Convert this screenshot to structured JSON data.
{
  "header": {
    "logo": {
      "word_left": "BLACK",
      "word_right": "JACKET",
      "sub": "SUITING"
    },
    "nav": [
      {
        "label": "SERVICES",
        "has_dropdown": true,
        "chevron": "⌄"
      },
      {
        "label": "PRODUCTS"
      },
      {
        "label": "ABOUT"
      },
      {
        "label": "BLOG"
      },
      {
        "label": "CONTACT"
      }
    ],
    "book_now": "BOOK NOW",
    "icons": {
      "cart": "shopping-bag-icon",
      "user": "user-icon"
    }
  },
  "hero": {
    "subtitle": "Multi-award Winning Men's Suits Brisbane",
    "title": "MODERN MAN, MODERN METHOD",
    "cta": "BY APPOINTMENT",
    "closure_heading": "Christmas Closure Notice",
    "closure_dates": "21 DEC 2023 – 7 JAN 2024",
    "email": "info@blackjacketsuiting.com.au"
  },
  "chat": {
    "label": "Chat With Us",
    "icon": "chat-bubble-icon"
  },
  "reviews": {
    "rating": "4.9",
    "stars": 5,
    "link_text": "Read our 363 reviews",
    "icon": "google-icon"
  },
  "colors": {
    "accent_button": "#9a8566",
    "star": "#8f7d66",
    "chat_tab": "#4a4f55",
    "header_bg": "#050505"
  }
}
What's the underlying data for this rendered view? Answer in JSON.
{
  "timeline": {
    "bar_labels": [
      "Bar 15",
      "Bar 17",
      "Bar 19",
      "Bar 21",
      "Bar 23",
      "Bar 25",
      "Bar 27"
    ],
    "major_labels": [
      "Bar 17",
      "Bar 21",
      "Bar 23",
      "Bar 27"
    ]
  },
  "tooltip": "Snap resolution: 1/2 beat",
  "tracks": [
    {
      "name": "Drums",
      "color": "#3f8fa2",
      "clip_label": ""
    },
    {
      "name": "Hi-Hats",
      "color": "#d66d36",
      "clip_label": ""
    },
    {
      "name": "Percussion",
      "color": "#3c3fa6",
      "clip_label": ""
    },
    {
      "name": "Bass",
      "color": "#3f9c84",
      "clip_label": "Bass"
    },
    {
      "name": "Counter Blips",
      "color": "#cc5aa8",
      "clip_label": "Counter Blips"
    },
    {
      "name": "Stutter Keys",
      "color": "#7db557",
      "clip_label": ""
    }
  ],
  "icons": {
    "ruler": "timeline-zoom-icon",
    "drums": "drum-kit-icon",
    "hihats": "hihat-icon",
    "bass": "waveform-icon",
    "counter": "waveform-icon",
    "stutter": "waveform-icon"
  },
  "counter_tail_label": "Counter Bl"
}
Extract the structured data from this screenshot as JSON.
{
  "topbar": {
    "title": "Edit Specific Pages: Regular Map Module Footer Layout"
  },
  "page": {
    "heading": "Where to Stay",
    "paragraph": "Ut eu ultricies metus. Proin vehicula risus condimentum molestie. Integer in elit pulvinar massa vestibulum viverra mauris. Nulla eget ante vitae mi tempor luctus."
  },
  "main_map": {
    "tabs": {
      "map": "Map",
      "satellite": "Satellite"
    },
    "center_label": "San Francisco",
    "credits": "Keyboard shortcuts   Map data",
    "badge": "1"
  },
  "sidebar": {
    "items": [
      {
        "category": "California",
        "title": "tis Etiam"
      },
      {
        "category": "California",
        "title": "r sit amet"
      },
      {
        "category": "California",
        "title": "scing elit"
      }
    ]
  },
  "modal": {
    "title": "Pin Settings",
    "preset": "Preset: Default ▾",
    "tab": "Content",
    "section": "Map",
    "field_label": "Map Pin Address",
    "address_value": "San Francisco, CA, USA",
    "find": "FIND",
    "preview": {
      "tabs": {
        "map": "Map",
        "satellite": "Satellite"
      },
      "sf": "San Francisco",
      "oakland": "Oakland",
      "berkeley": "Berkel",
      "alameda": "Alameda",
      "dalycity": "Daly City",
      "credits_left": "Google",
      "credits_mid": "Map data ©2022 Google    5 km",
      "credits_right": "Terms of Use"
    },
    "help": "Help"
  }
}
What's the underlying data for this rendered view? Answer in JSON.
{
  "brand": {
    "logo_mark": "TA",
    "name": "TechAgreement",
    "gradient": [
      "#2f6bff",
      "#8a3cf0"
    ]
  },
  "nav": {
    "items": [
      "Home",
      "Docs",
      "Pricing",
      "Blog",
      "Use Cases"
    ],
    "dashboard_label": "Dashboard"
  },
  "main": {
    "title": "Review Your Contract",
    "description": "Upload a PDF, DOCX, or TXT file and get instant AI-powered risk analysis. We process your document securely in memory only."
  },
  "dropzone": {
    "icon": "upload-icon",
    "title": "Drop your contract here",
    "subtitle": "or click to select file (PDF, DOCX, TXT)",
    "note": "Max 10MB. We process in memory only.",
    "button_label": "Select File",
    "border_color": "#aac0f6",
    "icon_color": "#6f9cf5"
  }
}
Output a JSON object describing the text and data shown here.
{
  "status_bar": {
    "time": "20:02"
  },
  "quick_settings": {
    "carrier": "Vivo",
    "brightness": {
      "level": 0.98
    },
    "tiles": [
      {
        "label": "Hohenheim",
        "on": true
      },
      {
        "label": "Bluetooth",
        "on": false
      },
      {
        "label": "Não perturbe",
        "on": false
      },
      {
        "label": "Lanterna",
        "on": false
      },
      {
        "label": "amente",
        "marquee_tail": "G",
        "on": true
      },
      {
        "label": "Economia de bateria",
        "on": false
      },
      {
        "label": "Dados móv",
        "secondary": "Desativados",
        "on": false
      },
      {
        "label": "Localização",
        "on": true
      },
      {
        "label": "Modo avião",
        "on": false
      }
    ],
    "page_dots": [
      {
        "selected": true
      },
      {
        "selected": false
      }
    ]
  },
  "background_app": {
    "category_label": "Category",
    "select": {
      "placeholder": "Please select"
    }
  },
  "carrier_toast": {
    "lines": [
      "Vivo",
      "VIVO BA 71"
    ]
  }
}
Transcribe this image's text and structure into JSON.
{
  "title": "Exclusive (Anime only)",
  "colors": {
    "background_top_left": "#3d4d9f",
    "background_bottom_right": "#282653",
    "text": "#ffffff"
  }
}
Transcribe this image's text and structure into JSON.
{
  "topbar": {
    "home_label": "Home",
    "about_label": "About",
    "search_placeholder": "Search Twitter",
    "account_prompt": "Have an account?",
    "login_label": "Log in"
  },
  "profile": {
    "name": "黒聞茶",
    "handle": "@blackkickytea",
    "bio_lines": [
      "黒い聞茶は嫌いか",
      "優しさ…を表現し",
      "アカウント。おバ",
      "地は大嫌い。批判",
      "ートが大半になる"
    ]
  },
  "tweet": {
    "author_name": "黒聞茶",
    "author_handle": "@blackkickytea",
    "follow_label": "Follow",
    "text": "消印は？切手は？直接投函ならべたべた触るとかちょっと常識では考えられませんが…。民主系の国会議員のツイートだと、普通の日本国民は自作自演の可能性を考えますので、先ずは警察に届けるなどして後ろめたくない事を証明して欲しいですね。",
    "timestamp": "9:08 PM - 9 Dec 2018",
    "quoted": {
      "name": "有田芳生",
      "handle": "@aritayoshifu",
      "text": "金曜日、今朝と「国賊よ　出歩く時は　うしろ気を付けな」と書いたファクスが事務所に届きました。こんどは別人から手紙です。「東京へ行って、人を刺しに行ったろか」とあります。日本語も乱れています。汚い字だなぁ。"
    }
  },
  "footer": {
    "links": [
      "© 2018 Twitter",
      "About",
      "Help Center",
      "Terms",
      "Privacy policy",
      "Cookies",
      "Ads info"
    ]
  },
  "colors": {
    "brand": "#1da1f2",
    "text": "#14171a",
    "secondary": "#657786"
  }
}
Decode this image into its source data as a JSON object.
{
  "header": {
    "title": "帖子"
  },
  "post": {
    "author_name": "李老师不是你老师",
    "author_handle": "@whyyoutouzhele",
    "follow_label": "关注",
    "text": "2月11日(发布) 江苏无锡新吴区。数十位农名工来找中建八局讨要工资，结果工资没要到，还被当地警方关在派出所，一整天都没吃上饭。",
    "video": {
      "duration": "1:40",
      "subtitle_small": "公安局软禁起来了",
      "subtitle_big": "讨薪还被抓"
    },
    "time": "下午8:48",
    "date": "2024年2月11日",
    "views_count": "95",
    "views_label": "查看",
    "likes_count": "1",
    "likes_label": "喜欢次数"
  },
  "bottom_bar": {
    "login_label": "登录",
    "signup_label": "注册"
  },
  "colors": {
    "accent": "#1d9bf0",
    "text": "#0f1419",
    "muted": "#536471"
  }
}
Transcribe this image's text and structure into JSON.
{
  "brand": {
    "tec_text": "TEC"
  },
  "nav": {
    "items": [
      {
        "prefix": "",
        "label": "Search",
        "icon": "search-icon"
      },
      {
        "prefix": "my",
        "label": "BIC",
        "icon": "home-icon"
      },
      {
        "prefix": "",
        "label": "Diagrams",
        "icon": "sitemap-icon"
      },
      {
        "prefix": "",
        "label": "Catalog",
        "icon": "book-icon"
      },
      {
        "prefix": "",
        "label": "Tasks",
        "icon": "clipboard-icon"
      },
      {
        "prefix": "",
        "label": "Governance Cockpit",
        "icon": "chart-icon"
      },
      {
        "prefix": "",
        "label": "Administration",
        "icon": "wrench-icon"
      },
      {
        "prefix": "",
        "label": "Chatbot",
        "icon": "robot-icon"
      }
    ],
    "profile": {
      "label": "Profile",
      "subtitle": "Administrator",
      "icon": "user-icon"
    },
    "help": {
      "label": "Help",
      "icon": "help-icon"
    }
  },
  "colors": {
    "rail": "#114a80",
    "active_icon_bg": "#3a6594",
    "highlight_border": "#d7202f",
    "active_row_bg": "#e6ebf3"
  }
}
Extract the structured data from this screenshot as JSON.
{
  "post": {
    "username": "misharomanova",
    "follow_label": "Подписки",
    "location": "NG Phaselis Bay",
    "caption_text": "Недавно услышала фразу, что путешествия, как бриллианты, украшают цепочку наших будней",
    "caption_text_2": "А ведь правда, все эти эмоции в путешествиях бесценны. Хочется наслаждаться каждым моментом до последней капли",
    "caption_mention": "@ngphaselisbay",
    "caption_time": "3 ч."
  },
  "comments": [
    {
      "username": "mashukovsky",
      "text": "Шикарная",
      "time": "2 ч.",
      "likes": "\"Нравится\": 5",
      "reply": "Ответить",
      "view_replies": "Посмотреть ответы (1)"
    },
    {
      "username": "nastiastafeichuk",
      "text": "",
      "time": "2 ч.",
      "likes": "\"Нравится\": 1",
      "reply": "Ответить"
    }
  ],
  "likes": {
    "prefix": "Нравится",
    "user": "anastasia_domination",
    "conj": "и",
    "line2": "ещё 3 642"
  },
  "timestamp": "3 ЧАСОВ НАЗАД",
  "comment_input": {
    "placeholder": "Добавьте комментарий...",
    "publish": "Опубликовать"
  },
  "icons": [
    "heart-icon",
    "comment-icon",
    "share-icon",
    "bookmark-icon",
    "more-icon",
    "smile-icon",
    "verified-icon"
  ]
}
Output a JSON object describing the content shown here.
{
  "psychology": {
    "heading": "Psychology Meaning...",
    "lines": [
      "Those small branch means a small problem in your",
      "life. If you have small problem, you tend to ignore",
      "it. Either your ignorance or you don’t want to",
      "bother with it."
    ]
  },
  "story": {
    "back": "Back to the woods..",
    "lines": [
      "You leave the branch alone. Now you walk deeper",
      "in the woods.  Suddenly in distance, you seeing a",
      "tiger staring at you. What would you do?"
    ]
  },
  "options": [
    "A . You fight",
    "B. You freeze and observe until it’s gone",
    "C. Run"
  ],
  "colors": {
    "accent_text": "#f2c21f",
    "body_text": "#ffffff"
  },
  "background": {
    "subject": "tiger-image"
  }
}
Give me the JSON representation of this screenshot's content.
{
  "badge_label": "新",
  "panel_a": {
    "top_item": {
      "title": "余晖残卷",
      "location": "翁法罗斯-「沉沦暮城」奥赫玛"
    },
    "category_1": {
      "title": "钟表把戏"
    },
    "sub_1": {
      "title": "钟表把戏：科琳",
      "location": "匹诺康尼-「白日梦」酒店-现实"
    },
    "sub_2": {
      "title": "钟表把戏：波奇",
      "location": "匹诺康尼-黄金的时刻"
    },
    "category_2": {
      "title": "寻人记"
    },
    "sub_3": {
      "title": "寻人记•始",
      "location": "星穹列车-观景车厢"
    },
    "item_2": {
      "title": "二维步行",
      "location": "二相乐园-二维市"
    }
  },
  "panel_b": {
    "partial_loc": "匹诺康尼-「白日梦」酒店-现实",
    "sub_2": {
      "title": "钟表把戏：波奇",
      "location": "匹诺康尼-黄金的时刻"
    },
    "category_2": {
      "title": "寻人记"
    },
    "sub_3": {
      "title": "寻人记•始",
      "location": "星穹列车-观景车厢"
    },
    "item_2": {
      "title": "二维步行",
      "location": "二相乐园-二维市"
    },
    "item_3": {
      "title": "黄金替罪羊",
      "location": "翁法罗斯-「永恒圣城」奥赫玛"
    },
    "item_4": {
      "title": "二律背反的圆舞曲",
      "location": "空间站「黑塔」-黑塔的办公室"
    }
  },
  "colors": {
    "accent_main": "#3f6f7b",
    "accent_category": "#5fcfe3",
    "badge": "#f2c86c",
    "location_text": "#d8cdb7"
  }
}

:::::

**EXERCISE PROMPT:** Pull every line containing "waveform" out of the data above.

**RESPONSE TO THE TASK:**
    "bass": "waveform-icon",
    "counter": "waveform-icon",
    "stutter": "waveform-icon"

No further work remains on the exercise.